• _Required work_
Repeat the whole listing below, word for word.

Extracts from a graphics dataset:
---*---

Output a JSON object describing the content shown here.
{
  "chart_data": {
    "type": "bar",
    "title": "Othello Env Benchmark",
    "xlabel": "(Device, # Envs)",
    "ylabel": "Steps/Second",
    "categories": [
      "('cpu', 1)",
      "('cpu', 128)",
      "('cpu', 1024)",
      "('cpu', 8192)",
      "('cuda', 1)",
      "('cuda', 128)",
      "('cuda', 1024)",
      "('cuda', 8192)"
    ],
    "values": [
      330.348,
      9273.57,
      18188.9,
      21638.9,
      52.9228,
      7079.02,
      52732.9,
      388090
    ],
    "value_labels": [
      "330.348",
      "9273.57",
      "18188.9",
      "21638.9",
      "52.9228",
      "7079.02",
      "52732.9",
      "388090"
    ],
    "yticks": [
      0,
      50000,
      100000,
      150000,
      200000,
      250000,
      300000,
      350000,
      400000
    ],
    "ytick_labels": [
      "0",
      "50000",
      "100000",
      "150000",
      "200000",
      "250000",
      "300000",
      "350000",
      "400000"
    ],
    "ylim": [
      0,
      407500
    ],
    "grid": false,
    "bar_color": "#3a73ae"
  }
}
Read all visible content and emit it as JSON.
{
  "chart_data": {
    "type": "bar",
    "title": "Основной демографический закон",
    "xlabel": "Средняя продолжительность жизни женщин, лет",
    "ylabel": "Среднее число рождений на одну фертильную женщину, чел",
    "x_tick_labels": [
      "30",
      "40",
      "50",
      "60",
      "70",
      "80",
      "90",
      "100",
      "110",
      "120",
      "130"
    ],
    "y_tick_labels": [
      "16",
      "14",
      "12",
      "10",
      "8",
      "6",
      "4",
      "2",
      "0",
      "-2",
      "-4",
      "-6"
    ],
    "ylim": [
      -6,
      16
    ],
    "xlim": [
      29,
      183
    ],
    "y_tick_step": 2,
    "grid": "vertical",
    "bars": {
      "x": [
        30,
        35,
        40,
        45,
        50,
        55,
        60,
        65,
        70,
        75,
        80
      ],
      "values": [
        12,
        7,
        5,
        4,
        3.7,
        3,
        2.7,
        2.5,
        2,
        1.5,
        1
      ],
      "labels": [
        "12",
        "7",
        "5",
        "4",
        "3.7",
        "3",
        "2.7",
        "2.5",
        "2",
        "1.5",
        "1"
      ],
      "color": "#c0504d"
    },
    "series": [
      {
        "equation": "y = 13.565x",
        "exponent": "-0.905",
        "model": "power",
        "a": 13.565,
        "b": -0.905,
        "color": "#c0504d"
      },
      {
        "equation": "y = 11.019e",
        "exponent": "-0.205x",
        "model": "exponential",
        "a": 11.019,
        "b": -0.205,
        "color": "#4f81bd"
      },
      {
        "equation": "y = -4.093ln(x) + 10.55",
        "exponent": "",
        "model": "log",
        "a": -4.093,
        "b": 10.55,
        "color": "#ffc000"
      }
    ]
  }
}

---*---

• _Result of the task_
Output a JSON object describing the content shown here.
{
  "chart_data": {
    "type": "bar",
    "title": "Othello Env Benchmark",
    "xlabel": "(Device, # Envs)",
    "ylabel": "Steps/Second",
    "categories": [
      "('cpu', 1)",
      "('cpu', 128)",
      "('cpu', 1024)",
      "('cpu', 8192)",
      "('cuda', 1)",
      "('cuda', 128)",
      "('cuda', 1024)",
      "('cuda', 8192)"
    ],
    "values": [
      330.348,
      9273.57,
      18188.9,
      21638.9,
      52.9228,
      7079.02,
      52732.9,
      388090
    ],
    "value_labels": [
      "330.348",
      "9273.57",
      "18188.9",
      "21638.9",
      "52.9228",
      "7079.02",
      "52732.9",
      "388090"
    ],
    "yticks": [
      0,
      50000,
      100000,
      150000,
      200000,
      250000,
      300000,
      350000,
      400000
    ],
    "ytick_labels": [
      "0",
      "50000",
      "100000",
      "150000",
      "200000",
      "250000",
      "300000",
      "350000",
      "400000"
    ],
    "ylim": [
      0,
      407500
    ],
    "grid": false,
    "bar_color": "#3a73ae"
  }
}
Read all visible content and emit it as JSON.
{
  "chart_data": {
    "type": "bar",
    "title": "Основной демографический закон",
    "xlabel": "Средняя продолжительность жизни женщин, лет",
    "ylabel": "Среднее число рождений на одну фертильную женщину, чел",
    "x_tick_labels": [
      "30",
      "40",
      "50",
      "60",
      "70",
      "80",
      "90",
      "100",
      "110",
      "120",
      "130"
    ],
    "y_tick_labels": [
      "16",
      "14",
      "12",
      "10",
      "8",
      "6",
      "4",
      "2",
      "0",
      "-2",
      "-4",
      "-6"
    ],
    "ylim": [
      -6,
      16
    ],
    "xlim": [
      29,
      183
    ],
    "y_tick_step": 2,
    "grid": "vertical",
    "bars": {
      "x": [
        30,
        35,
        40,
        45,
        50,
        55,
        60,
        65,
        70,
        75,
        80
      ],
      "values": [
        12,
        7,
        5,
        4,
        3.7,
        3,
        2.7,
        2.5,
        2,
        1.5,
        1
      ],
      "labels": [
        "12",
        "7",
        "5",
        "4",
        "3.7",
        "3",
        "2.7",
        "2.5",
        "2",
        "1.5",
        "1"
      ],
      "color": "#c0504d"
    },
    "series": [
      {
        "equation": "y = 13.565x",
        "exponent": "-0.905",
        "model": "power",
        "a": 13.565,
        "b": -0.905,
        "color": "#c0504d"
      },
      {
        "equation": "y = 11.019e",
        "exponent": "-0.205x",
        "model": "exponential",
        "a": 11.019,
        "b": -0.205,
        "color": "#4f81bd"
      },
      {
        "equation": "y = -4.093ln(x) + 10.55",
        "exponent": "",
        "model": "log",
        "a": -4.093,
        "b": 10.55,
        "color": "#ffc000"
      }
    ]
  }
}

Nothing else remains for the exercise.